**Recorded data**
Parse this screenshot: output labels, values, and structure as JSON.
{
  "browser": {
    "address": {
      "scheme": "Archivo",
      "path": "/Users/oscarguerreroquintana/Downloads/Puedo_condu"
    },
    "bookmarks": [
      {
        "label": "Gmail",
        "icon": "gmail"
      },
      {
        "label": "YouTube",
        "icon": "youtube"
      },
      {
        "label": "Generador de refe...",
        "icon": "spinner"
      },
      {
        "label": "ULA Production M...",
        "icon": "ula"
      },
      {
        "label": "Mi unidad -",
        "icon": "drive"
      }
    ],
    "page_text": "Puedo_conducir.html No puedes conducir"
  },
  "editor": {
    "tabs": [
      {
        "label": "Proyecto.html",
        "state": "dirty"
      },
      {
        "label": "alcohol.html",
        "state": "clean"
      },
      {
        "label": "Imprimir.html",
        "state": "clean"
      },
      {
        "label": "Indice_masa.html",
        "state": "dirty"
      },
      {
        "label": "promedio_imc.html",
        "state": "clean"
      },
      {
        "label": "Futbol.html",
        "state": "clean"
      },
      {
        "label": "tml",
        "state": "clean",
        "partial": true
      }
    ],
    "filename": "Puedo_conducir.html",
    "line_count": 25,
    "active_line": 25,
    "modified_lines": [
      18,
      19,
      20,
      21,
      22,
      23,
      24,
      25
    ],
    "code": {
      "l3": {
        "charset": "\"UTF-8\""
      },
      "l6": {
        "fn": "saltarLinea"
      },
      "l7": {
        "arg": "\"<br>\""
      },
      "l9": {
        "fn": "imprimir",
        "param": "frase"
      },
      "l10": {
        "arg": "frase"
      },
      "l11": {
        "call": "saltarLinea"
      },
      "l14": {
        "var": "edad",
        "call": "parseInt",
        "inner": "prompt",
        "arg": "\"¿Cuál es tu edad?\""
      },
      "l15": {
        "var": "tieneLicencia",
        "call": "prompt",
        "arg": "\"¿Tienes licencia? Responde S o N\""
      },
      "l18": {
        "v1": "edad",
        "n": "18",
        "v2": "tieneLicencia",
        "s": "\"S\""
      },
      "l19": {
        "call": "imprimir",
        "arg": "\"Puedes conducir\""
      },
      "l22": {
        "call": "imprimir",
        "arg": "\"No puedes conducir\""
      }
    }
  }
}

**Set problem**
From the data above, copy out every line with the string "html" in it.

**The reply**
    "page_text": "Puedo_conducir.html No puedes conducir"
        "label": "Proyecto.html",
        "label": "alcohol.html",
        "label": "Imprimir.html",
        "label": "Indice_masa.html",
        "label": "promedio_imc.html",
        "label": "Futbol.html",
    "filename": "Puedo_conducir.html",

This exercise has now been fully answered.